WHAT TO WORK ON: Reproduce each line exactly.

++++ SUPPLIED INFORMATION

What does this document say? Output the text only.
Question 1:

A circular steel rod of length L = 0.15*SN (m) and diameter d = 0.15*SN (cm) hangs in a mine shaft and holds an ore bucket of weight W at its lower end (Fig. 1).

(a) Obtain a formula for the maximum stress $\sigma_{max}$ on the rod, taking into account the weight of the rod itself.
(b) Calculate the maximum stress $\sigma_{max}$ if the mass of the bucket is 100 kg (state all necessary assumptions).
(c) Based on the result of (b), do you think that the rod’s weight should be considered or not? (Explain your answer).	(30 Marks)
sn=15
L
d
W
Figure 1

++++++++

OUTPUT OF THE EXERCISE:
What does this document say? Output the text only.
Question 1:

A circular steel rod of length L = 0.15*SN (m) and diameter d = 0.15*SN (cm) hangs in a mine shaft and holds an ore bucket of weight W at its lower end (Fig. 1).

(a) Obtain a formula for the maximum stress $\sigma_{max}$ on the rod, taking into account the weight of the rod itself.
(b) Calculate the maximum stress $\sigma_{max}$ if the mass of the bucket is 100 kg (state all necessary assumptions).
(c) Based on the result of (b), do you think that the rod’s weight should be considered or not? (Explain your answer).	(30 Marks)
sn=15
L
d
W
Figure 1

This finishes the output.